• _Task prompt_:
Please transcribe the listing below in full and word for word, without its pictures.

• _Working data_:
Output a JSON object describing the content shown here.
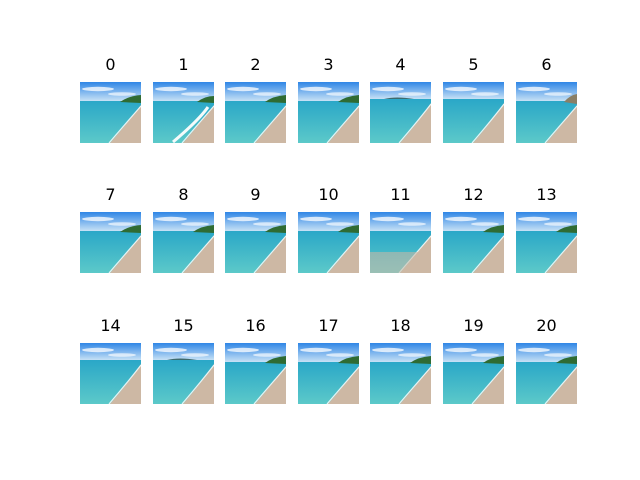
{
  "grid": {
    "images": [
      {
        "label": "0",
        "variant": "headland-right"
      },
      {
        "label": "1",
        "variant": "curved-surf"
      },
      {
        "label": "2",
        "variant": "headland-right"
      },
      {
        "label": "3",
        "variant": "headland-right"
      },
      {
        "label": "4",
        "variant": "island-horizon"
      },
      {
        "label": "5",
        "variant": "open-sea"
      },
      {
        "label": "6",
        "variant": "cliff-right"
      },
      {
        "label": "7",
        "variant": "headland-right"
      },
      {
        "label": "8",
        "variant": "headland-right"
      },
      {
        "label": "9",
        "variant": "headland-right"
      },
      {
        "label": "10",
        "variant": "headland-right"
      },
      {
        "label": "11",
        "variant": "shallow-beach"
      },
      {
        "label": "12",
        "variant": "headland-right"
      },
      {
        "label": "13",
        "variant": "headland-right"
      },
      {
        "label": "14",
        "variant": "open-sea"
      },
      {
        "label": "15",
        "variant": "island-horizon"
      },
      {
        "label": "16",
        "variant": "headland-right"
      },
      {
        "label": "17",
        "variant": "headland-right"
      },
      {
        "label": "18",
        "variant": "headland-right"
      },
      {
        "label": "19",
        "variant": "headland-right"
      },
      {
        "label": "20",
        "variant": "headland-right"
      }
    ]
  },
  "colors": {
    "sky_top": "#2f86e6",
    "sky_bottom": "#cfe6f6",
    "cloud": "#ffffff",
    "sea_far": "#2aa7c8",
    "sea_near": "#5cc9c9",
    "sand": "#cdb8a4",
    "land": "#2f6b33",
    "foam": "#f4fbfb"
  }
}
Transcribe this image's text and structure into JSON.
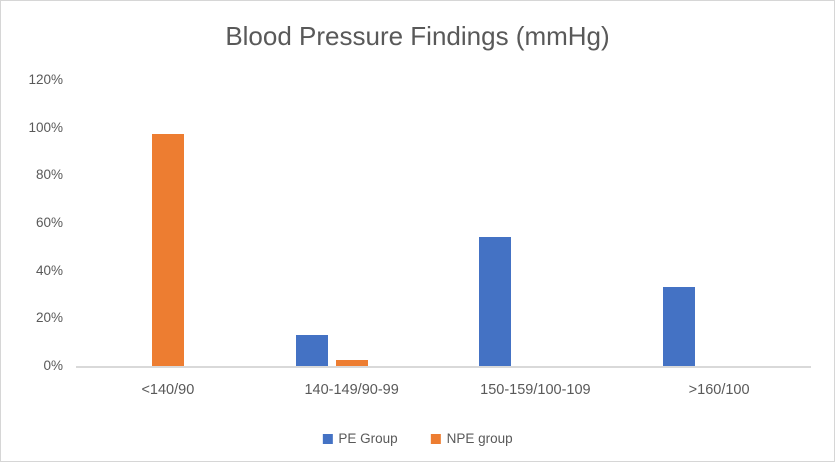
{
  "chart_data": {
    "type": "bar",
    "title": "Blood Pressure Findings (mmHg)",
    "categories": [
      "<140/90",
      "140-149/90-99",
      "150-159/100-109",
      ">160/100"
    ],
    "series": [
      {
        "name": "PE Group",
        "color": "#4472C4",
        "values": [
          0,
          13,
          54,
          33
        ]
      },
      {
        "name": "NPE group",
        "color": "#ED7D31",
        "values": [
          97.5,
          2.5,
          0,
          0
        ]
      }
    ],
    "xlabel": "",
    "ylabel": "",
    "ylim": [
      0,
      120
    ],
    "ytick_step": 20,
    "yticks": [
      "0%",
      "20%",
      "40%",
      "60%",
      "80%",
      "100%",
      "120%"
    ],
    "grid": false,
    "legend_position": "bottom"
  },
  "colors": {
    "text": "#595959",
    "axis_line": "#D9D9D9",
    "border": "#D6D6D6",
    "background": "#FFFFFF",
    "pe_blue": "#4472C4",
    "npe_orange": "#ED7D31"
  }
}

• _Response to the exercise_:
Output a JSON object describing the content shown here.
{
  "grid": {
    "images": [
      {
        "label": "0",
        "variant": "headland-right"
      },
      {
        "label": "1",
        "variant": "curved-surf"
      },
      {
        "label": "2",
        "variant": "headland-right"
      },
      {
        "label": "3",
        "variant": "headland-right"
      },
      {
        "label": "4",
        "variant": "island-horizon"
      },
      {
        "label": "5",
        "variant": "open-sea"
      },
      {
        "label": "6",
        "variant": "cliff-right"
      },
      {
        "label": "7",
        "variant": "headland-right"
      },
      {
        "label": "8",
        "variant": "headland-right"
      },
      {
        "label": "9",
        "variant": "headland-right"
      },
      {
        "label": "10",
        "variant": "headland-right"
      },
      {
        "label": "11",
        "variant": "shallow-beach"
      },
      {
        "label": "12",
        "variant": "headland-right"
      },
      {
        "label": "13",
        "variant": "headland-right"
      },
      {
        "label": "14",
        "variant": "open-sea"
      },
      {
        "label": "15",
        "variant": "island-horizon"
      },
      {
        "label": "16",
        "variant": "headland-right"
      },
      {
        "label": "17",
        "variant": "headland-right"
      },
      {
        "label": "18",
        "variant": "headland-right"
      },
      {
        "label": "19",
        "variant": "headland-right"
      },
      {
        "label": "20",
        "variant": "headland-right"
      }
    ]
  },
  "colors": {
    "sky_top": "#2f86e6",
    "sky_bottom": "#cfe6f6",
    "cloud": "#ffffff",
    "sea_far": "#2aa7c8",
    "sea_near": "#5cc9c9",
    "sand": "#cdb8a4",
    "land": "#2f6b33",
    "foam": "#f4fbfb"
  }
}
Transcribe this image's text and structure into JSON.
{
  "chart_data": {
    "type": "bar",
    "title": "Blood Pressure Findings (mmHg)",
    "categories": [
      "<140/90",
      "140-149/90-99",
      "150-159/100-109",
      ">160/100"
    ],
    "series": [
      {
        "name": "PE Group",
        "color": "#4472C4",
        "values": [
          0,
          13,
          54,
          33
        ]
      },
      {
        "name": "NPE group",
        "color": "#ED7D31",
        "values": [
          97.5,
          2.5,
          0,
          0
        ]
      }
    ],
    "xlabel": "",
    "ylabel": "",
    "ylim": [
      0,
      120
    ],
    "ytick_step": 20,
    "yticks": [
      "0%",
      "20%",
      "40%",
      "60%",
      "80%",
      "100%",
      "120%"
    ],
    "grid": false,
    "legend_position": "bottom"
  },
  "colors": {
    "text": "#595959",
    "axis_line": "#D9D9D9",
    "border": "#D6D6D6",
    "background": "#FFFFFF",
    "pe_blue": "#4472C4",
    "npe_orange": "#ED7D31"
  }
}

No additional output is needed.